What is required:
Show, in full, each line of the data that contains "parempana".

— BEGIN Available data —

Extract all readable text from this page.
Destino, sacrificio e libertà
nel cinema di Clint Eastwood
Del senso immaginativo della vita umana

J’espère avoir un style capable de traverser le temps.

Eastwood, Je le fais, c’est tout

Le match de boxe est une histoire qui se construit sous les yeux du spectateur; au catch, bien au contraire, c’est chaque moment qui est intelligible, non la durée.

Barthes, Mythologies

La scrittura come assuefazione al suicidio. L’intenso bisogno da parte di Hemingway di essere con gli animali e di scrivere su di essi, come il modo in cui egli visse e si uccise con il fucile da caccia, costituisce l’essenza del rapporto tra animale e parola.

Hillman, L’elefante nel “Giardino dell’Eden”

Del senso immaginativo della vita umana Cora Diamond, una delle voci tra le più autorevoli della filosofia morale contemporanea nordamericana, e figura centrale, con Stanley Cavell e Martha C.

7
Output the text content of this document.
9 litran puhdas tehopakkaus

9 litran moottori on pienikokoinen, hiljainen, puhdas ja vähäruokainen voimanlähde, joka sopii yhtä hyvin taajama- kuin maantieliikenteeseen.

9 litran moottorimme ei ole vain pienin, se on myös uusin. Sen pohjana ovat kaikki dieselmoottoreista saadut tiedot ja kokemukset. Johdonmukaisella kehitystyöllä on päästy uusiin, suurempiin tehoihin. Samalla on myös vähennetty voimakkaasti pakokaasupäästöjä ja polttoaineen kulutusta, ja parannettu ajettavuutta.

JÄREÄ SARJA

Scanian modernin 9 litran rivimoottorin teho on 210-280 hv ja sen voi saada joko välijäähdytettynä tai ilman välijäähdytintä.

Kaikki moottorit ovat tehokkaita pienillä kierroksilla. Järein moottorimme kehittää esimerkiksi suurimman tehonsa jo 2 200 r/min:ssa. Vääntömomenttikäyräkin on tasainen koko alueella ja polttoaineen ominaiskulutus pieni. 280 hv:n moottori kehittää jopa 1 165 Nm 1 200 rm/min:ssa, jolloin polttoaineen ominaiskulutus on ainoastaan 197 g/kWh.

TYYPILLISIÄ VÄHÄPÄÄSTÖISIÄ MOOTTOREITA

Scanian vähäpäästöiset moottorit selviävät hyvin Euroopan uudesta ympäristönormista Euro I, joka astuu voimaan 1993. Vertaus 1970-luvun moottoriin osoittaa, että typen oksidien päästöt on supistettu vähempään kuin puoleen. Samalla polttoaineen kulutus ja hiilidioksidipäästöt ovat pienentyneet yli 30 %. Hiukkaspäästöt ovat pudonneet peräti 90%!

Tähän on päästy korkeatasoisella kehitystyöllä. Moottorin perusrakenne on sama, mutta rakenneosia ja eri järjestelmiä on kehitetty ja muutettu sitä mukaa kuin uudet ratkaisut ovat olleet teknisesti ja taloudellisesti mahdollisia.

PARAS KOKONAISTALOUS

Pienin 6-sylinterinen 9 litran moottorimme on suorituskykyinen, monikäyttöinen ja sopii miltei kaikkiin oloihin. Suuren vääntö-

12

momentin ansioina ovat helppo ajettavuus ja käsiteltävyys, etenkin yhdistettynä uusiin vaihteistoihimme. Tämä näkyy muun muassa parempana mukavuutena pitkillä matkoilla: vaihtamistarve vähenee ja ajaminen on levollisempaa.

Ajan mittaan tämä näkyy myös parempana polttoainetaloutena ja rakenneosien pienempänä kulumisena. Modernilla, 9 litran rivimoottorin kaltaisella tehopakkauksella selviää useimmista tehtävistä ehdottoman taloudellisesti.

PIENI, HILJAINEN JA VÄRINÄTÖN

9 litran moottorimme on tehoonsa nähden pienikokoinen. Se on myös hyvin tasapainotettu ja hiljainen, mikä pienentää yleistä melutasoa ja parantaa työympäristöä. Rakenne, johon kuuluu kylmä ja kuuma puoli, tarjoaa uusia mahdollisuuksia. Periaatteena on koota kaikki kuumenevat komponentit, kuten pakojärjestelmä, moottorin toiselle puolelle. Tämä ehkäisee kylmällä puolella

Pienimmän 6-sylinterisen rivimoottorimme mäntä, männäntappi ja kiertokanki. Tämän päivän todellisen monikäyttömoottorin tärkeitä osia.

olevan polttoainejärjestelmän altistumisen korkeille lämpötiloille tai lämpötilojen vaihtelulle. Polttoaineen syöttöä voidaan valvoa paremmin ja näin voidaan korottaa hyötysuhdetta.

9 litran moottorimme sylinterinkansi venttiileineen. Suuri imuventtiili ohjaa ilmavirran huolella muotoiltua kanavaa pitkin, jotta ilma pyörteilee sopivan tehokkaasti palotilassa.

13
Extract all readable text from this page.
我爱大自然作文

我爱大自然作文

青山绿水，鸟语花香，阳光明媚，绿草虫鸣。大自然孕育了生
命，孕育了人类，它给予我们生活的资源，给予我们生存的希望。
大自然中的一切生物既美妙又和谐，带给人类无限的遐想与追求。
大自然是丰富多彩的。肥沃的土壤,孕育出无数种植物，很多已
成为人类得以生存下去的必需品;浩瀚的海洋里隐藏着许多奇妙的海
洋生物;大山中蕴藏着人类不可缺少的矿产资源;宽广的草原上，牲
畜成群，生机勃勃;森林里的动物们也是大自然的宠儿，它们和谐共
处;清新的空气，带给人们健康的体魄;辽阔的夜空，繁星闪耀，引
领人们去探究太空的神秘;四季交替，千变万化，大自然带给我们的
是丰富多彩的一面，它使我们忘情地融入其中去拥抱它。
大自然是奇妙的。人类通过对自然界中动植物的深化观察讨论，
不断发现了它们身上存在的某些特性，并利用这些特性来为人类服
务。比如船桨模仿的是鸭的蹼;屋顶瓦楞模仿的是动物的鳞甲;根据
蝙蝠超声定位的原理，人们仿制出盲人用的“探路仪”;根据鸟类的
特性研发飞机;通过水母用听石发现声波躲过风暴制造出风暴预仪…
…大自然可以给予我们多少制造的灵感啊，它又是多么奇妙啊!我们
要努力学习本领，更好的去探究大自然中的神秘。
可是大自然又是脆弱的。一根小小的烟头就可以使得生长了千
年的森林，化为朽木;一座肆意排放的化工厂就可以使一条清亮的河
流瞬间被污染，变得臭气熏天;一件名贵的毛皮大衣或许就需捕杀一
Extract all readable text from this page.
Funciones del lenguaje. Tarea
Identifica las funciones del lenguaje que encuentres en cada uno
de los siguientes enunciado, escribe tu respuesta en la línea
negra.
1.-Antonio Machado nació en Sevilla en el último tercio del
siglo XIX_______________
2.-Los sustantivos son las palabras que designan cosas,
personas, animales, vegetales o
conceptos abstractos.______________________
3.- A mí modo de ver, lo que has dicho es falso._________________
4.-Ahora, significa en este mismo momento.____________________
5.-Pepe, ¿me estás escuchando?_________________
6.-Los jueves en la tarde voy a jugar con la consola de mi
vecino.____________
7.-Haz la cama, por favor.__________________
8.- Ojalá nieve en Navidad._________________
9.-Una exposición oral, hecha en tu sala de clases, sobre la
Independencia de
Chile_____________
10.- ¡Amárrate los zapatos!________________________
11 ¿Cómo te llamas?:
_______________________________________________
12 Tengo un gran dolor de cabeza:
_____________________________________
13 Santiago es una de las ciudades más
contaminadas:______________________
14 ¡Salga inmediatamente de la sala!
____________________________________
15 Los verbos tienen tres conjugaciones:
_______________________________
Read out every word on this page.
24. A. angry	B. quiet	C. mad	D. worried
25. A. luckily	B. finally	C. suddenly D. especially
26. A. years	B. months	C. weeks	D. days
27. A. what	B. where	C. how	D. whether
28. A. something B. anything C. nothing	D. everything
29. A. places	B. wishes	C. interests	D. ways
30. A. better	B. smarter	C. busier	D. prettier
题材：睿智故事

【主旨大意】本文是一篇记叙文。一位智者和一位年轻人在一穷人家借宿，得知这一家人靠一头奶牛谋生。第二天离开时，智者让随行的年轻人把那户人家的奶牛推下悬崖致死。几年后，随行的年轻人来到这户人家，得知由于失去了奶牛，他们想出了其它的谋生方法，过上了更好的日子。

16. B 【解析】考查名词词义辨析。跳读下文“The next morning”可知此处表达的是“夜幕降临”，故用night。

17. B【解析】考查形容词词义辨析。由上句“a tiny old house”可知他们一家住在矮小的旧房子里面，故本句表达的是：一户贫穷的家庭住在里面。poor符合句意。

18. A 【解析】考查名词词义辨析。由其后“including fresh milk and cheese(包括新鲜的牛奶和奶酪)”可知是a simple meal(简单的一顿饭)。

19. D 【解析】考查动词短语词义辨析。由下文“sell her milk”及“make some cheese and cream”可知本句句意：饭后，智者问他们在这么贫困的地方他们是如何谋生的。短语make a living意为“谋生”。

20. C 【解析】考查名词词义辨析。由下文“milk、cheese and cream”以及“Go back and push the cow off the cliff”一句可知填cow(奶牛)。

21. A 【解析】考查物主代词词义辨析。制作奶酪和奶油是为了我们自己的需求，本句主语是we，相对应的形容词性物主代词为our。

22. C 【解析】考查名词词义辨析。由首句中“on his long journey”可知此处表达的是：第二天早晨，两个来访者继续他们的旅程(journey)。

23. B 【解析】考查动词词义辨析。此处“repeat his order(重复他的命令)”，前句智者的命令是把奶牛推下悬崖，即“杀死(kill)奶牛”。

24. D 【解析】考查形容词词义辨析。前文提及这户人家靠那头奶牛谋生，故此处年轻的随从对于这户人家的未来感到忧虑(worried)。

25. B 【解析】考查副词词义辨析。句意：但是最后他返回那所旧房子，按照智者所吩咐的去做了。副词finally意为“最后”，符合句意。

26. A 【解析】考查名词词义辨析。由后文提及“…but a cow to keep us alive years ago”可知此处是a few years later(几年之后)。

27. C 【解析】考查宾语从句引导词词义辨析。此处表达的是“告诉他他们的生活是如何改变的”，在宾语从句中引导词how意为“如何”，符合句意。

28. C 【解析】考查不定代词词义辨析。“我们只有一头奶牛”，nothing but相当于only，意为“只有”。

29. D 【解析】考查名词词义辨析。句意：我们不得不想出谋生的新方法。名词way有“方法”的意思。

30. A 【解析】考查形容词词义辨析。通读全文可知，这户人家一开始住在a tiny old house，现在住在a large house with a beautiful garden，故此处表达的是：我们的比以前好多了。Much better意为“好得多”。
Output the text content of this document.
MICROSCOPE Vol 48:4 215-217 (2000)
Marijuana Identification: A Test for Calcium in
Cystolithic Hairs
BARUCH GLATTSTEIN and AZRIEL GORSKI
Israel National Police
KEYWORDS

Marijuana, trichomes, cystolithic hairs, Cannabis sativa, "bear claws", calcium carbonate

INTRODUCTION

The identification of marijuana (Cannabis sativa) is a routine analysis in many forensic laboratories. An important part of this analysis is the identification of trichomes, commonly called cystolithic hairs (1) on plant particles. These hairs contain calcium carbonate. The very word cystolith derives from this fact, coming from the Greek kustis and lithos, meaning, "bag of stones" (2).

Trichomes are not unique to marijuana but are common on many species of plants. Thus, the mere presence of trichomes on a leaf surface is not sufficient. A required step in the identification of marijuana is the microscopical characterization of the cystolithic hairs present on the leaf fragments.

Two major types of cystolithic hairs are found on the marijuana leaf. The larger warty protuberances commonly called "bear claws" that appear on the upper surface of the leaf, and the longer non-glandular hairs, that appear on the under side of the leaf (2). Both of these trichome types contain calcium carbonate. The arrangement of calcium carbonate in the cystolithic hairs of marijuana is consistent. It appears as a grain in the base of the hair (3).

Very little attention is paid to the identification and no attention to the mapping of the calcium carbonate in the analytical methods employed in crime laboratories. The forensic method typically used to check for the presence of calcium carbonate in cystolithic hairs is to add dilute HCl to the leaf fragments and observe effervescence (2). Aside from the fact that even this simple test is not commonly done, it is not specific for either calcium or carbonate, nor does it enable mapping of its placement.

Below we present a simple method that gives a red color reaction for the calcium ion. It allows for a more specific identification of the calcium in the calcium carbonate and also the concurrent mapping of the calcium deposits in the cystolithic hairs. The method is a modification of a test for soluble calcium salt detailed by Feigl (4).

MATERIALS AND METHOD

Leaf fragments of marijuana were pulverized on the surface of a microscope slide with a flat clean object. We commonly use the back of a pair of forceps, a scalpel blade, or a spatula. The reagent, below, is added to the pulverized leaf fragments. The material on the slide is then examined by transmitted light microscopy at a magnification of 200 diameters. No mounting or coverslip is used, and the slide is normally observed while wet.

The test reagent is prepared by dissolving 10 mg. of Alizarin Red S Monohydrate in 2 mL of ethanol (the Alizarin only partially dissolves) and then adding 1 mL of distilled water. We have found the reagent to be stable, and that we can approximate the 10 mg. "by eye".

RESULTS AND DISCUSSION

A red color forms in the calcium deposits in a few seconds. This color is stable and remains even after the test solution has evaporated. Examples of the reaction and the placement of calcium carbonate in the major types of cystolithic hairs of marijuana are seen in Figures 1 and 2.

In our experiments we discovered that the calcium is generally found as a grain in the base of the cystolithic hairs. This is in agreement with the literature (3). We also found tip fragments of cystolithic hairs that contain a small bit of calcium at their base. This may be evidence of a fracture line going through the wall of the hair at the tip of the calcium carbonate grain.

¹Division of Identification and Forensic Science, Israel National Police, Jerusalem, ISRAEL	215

— END Available data —

Task solution:
momentin ansioina ovat helppo ajettavuus ja käsiteltävyys, etenkin yhdistettynä uusiin vaihteistoihimme. Tämä näkyy muun muassa parempana mukavuutena pitkillä matkoilla: vaihtamistarve vähenee ja ajaminen on levollisempaa.
Ajan mittaan tämä näkyy myös parempana polttoainetaloutena ja rakenneosien pienempänä kulumisena. Modernilla, 9 litran rivimoottorin kaltaisella tehopakkauksella selviää useimmista tehtävistä ehdottoman taloudellisesti.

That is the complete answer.